◆ INPUT MATERIAL ◆
######
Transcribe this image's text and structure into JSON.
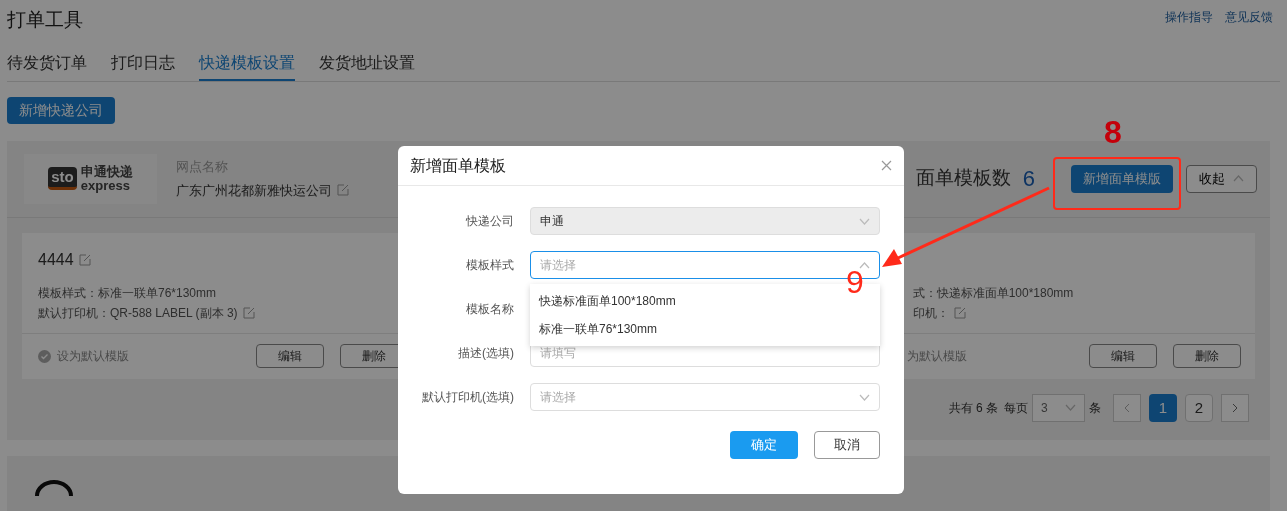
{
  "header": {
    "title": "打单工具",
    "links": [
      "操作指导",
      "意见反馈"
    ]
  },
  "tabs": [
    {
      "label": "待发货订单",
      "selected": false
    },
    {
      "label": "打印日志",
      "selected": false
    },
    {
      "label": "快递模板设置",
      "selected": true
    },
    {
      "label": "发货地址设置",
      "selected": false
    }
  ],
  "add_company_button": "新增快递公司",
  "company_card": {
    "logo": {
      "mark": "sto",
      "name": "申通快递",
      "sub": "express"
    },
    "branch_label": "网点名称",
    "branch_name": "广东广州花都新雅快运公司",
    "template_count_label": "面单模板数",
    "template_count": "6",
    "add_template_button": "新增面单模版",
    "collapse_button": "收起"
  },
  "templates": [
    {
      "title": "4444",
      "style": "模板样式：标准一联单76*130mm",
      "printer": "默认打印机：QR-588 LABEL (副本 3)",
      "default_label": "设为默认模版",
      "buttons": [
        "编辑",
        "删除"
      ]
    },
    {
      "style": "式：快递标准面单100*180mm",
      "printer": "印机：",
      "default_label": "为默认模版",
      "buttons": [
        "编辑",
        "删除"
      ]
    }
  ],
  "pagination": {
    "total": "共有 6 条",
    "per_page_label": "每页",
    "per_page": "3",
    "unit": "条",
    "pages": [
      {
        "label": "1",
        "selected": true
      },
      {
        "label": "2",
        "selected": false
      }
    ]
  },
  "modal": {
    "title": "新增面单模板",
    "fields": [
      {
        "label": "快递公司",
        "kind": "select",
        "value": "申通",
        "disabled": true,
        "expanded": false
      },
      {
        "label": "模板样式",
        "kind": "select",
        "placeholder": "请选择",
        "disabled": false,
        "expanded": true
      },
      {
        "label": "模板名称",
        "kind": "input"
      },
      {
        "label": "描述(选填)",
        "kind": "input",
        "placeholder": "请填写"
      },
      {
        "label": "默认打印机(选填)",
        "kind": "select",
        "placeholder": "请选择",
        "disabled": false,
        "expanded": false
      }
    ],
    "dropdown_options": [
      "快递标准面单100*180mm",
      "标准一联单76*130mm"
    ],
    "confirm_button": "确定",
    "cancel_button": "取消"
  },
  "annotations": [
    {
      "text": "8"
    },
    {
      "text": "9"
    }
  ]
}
######
Show the lines from the data above that contain the string "模板样式".

◆ REPLY ◆
      "style": "模板样式：标准一联单76*130mm",
        "label": "模板样式",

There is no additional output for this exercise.